Produce a word-for-word copy of the listing below without its pictures.

Data to use
==================================================

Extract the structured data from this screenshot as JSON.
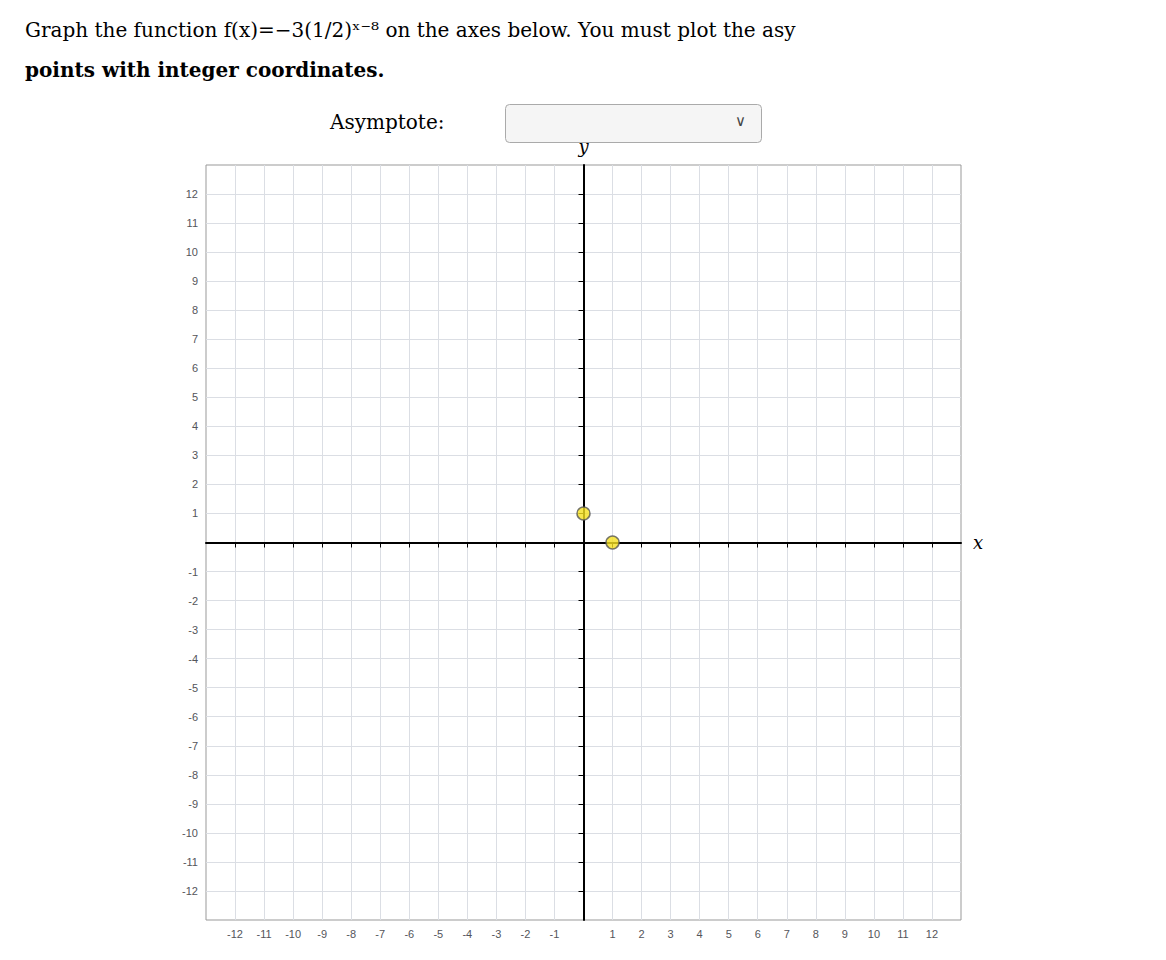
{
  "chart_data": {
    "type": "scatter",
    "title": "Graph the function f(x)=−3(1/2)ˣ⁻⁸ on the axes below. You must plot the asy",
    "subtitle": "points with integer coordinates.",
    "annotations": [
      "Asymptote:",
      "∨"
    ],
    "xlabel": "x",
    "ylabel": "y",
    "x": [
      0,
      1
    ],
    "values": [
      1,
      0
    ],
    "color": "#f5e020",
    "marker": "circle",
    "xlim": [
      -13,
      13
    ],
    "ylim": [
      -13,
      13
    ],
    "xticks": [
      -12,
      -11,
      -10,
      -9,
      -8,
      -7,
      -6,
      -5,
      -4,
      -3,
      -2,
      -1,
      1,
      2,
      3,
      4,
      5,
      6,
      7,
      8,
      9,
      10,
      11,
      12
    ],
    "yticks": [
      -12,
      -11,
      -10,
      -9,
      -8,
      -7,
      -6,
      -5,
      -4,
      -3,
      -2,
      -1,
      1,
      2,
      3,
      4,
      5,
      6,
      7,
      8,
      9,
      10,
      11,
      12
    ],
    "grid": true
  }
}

==================================================

Written solution
Extract the structured data from this screenshot as JSON.
{
  "chart_data": {
    "type": "scatter",
    "title": "Graph the function f(x)=−3(1/2)ˣ⁻⁸ on the axes below. You must plot the asy",
    "subtitle": "points with integer coordinates.",
    "annotations": [
      "Asymptote:",
      "∨"
    ],
    "xlabel": "x",
    "ylabel": "y",
    "x": [
      0,
      1
    ],
    "values": [
      1,
      0
    ],
    "color": "#f5e020",
    "marker": "circle",
    "xlim": [
      -13,
      13
    ],
    "ylim": [
      -13,
      13
    ],
    "xticks": [
      -12,
      -11,
      -10,
      -9,
      -8,
      -7,
      -6,
      -5,
      -4,
      -3,
      -2,
      -1,
      1,
      2,
      3,
      4,
      5,
      6,
      7,
      8,
      9,
      10,
      11,
      12
    ],
    "yticks": [
      -12,
      -11,
      -10,
      -9,
      -8,
      -7,
      -6,
      -5,
      -4,
      -3,
      -2,
      -1,
      1,
      2,
      3,
      4,
      5,
      6,
      7,
      8,
      9,
      10,
      11,
      12
    ],
    "grid": true
  }
}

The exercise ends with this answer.